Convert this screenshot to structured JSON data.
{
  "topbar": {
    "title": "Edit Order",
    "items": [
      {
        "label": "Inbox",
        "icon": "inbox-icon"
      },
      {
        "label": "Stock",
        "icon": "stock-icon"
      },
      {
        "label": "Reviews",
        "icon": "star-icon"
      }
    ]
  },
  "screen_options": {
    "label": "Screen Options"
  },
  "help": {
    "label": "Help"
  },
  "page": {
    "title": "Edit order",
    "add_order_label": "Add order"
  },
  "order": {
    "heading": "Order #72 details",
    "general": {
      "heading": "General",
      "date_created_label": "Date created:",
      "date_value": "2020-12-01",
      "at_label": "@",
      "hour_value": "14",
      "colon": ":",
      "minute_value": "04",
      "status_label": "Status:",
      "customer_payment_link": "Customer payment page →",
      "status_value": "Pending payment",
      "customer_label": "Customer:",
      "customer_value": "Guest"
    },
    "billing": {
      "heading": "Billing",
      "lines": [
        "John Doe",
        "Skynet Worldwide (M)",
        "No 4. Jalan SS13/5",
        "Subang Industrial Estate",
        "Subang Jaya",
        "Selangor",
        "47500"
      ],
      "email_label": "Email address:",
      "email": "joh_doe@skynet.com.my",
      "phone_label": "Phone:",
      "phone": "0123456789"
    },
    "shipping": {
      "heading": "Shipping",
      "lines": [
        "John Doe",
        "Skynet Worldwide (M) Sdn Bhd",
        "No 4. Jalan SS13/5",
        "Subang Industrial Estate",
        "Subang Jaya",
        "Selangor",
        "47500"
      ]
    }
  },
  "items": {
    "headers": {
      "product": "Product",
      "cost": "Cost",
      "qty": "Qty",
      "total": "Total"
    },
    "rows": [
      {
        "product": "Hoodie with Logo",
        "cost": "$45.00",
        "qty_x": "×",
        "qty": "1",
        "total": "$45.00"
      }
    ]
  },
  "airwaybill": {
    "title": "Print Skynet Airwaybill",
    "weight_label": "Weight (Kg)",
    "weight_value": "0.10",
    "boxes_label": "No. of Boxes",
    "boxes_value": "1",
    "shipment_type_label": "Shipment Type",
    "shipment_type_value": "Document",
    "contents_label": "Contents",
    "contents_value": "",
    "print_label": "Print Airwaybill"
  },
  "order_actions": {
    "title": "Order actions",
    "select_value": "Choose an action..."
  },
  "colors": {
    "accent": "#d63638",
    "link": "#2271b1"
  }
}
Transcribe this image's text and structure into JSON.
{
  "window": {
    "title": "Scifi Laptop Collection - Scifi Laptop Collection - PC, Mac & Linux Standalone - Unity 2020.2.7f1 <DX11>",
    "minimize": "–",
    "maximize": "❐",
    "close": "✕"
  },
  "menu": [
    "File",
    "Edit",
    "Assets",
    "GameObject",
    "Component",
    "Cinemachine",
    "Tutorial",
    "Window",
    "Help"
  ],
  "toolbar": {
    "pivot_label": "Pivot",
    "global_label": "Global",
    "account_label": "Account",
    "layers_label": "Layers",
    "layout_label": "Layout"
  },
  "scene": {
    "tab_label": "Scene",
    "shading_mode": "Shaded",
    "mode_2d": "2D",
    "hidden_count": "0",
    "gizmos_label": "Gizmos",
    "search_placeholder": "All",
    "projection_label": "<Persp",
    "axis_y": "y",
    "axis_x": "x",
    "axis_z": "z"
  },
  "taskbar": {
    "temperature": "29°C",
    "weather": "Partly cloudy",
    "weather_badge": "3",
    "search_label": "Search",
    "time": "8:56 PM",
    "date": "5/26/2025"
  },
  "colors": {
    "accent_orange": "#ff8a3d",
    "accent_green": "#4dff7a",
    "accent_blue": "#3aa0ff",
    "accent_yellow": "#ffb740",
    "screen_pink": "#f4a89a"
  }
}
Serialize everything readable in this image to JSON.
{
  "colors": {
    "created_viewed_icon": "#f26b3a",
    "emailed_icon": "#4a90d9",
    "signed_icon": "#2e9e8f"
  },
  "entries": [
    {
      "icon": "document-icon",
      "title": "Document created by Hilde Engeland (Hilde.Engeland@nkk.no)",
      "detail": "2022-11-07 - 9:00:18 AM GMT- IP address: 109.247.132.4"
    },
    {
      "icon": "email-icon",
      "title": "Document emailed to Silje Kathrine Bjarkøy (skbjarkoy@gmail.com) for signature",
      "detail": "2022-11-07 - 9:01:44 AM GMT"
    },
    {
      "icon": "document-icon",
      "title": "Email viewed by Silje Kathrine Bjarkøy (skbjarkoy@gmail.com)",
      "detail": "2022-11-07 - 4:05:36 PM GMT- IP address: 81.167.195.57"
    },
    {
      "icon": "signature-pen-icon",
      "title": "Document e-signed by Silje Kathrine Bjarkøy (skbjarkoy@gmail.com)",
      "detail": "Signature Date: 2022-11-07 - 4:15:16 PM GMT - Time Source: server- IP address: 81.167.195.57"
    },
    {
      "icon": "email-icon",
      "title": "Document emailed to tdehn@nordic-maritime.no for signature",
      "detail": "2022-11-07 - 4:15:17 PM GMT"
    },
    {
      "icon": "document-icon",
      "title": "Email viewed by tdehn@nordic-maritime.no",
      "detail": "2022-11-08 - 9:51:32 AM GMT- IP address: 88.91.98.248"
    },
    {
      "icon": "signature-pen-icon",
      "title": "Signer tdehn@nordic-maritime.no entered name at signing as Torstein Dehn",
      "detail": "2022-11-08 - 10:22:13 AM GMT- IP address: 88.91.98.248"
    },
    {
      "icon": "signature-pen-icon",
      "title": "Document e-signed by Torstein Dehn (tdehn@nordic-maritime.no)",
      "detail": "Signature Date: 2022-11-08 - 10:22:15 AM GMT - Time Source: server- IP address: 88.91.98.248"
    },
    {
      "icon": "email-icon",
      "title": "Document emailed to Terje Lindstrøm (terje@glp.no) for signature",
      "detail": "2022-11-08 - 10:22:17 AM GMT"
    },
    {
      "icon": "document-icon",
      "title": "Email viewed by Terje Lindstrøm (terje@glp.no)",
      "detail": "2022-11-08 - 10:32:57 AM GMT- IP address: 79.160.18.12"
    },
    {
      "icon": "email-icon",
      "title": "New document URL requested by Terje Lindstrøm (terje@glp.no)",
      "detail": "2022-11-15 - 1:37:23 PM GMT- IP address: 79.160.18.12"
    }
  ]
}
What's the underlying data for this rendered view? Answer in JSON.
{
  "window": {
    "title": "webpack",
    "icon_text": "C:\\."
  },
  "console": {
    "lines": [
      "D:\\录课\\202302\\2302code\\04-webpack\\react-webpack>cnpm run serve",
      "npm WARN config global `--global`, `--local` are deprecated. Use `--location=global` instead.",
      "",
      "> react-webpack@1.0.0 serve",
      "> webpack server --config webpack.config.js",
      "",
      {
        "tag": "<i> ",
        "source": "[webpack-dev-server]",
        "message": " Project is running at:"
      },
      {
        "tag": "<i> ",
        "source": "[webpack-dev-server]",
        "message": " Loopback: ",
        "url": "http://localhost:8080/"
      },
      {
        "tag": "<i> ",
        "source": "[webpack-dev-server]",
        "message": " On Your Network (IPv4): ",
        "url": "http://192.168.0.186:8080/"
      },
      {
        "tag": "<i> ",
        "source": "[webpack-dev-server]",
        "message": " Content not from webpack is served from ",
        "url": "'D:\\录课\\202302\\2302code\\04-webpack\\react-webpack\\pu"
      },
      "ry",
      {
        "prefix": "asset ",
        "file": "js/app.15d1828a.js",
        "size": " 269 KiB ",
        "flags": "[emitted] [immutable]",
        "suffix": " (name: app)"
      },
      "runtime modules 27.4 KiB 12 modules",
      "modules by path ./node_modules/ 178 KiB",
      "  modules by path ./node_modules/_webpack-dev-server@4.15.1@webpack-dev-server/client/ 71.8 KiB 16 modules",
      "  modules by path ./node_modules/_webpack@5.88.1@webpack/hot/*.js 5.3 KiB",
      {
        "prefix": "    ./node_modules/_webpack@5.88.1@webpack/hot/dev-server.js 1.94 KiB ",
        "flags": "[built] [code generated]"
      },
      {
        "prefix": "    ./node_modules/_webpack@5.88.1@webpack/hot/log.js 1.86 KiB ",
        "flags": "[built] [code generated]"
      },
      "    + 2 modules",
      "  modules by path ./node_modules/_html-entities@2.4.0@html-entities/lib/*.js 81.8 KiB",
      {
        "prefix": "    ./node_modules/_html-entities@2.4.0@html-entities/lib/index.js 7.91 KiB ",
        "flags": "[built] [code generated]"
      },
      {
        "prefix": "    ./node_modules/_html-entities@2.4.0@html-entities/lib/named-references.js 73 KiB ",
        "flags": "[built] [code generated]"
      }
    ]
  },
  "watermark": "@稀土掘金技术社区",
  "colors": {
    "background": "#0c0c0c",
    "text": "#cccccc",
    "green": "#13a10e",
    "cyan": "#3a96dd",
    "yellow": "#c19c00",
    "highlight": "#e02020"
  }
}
|---|
→ PROMPT: Copy each line containing the word "Worldwide" from the data.

→ THE REPLY:
        "Skynet Worldwide (M)",
        "Skynet Worldwide (M) Sdn Bhd",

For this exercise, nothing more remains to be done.